*WHAT THE TASK REQUIRES:*
What follows is a set of entries. Repeat them exactly, but not their pictures.

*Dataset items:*
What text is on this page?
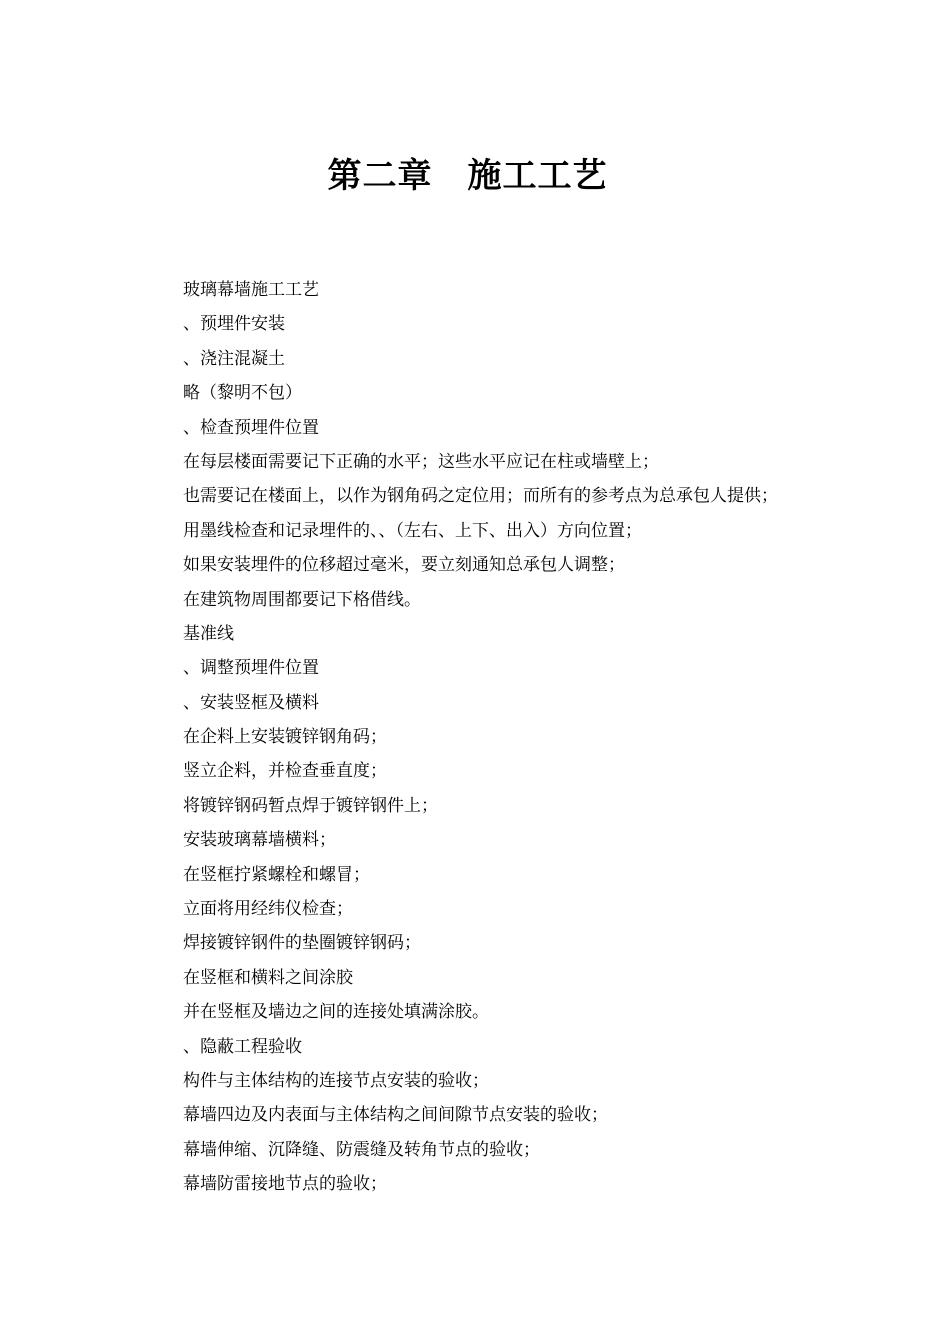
第二章　施工工艺
玻璃幕墙施工工艺
、预埋件安装
、浇注混凝土
略（黎明不包）
、检查预埋件位置
在每层楼面需要记下正确的水平；这些水平应记在柱或墙壁上；
也需要记在楼面上，以作为钢角码之定位用；而所有的参考点为总承包人提供；
用墨线检查和记录埋件的、、（左右、上下、出入）方向位置；
如果安装埋件的位移超过毫米，要立刻通知总承包人调整；
在建筑物周围都要记下格借线。
基准线
、调整预埋件位置
、安装竖框及横料
在企料上安装镀锌钢角码；
竖立企料，并检查垂直度；
将镀锌钢码暂点焊于镀锌钢件上；
安装玻璃幕墙横料；
在竖框拧紧螺栓和螺冒；
立面将用经纬仪检查；
焊接镀锌钢件的垫圈镀锌钢码；
在竖框和横料之间涂胶
并在竖框及墙边之间的连接处填满涂胶。
、隐蔽工程验收
构件与主体结构的连接节点安装的验收；
幕墙四边及内表面与主体结构之间间隙节点安装的验收；
幕墙伸缩、沉降缝、防震缝及转角节点的验收；
幕墙防雷接地节点的验收；
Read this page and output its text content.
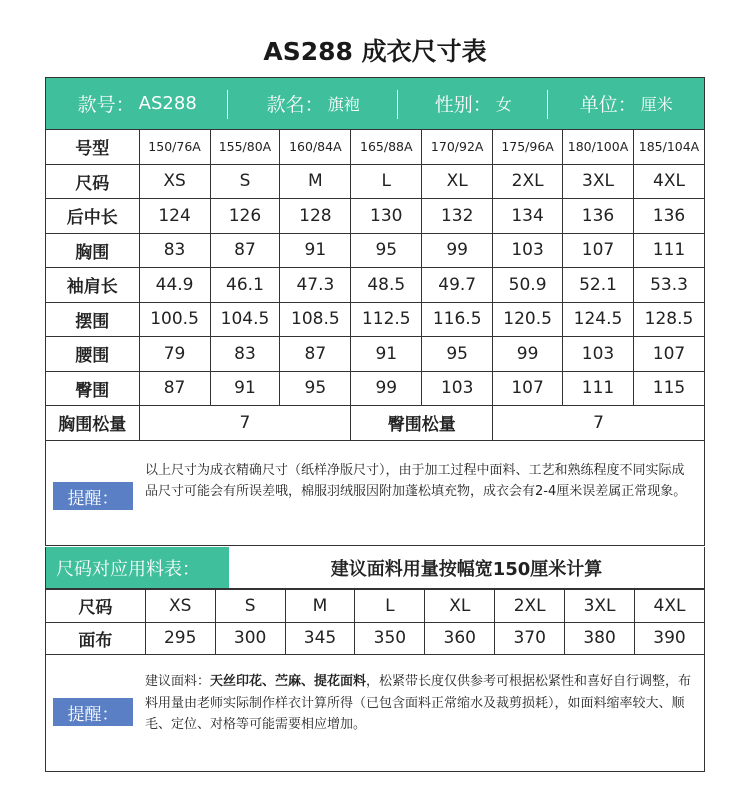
AS288 成衣尺寸表
款号： AS288	款名： 旗袍	性别： 女	单位： 厘米
号型	150/76A	155/80A	160/84A	165/88A	170/92A	175/96A	180/100A	185/104A
尺码	XS	S	M	L	XL	2XL	3XL	4XL
后中长	124	126	128	130	132	134	136	136
胸围	83	87	91	95	99	103	107	111
袖肩长	44.9	46.1	47.3	48.5	49.7	50.9	52.1	53.3
摆围	100.5	104.5	108.5	112.5	116.5	120.5	124.5	128.5
腰围	79	83	87	91	95	99	103	107
臀围	87	91	95	99	103	107	111	115
胸围松量	7			臀围松量		7		
提醒：
以上尺寸为成衣精确尺寸（纸样净版尺寸），由于加工过程中面料、工艺和熟练程度不同实际成品尺寸可能会有所误差哦，棉服羽绒服因附加蓬松填充物，成衣会有2-4厘米误差属正常现象。
尺码对应用料表：	建议面料用量按幅宽150厘米计算
尺码	XS	S	M	L	XL	2XL	3XL	4XL
面布	295	300	345	350	360	370	380	390
提醒：
建议面料：天丝印花、苎麻、提花面料，松紧带长度仅供参考可根据松紧性和喜好自行调整，布料用量由老师实际制作样衣计算所得（已包含面料正常缩水及裁剪损耗），如面料缩率较大、顺毛、定位、对格等可能需要相应增加。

*SOLUTION:*
What text is on this page?
第二章　施工工艺
玻璃幕墙施工工艺
、预埋件安装
、浇注混凝土
略（黎明不包）
、检查预埋件位置
在每层楼面需要记下正确的水平；这些水平应记在柱或墙壁上；
也需要记在楼面上，以作为钢角码之定位用；而所有的参考点为总承包人提供；
用墨线检查和记录埋件的、、（左右、上下、出入）方向位置；
如果安装埋件的位移超过毫米，要立刻通知总承包人调整；
在建筑物周围都要记下格借线。
基准线
、调整预埋件位置
、安装竖框及横料
在企料上安装镀锌钢角码；
竖立企料，并检查垂直度；
将镀锌钢码暂点焊于镀锌钢件上；
安装玻璃幕墙横料；
在竖框拧紧螺栓和螺冒；
立面将用经纬仪检查；
焊接镀锌钢件的垫圈镀锌钢码；
在竖框和横料之间涂胶
并在竖框及墙边之间的连接处填满涂胶。
、隐蔽工程验收
构件与主体结构的连接节点安装的验收；
幕墙四边及内表面与主体结构之间间隙节点安装的验收；
幕墙伸缩、沉降缝、防震缝及转角节点的验收；
幕墙防雷接地节点的验收；
Read this page and output its text content.
AS288 成衣尺寸表
款号： AS288	款名： 旗袍	性别： 女	单位： 厘米
号型	150/76A	155/80A	160/84A	165/88A	170/92A	175/96A	180/100A	185/104A
尺码	XS	S	M	L	XL	2XL	3XL	4XL
后中长	124	126	128	130	132	134	136	136
胸围	83	87	91	95	99	103	107	111
袖肩长	44.9	46.1	47.3	48.5	49.7	50.9	52.1	53.3
摆围	100.5	104.5	108.5	112.5	116.5	120.5	124.5	128.5
腰围	79	83	87	91	95	99	103	107
臀围	87	91	95	99	103	107	111	115
胸围松量	7			臀围松量		7		
提醒：
以上尺寸为成衣精确尺寸（纸样净版尺寸），由于加工过程中面料、工艺和熟练程度不同实际成品尺寸可能会有所误差哦，棉服羽绒服因附加蓬松填充物，成衣会有2-4厘米误差属正常现象。
尺码对应用料表：	建议面料用量按幅宽150厘米计算
尺码	XS	S	M	L	XL	2XL	3XL	4XL
面布	295	300	345	350	360	370	380	390
提醒：
建议面料：天丝印花、苎麻、提花面料，松紧带长度仅供参考可根据松紧性和喜好自行调整，布料用量由老师实际制作样衣计算所得（已包含面料正常缩水及裁剪损耗），如面料缩率较大、顺毛、定位、对格等可能需要相应增加。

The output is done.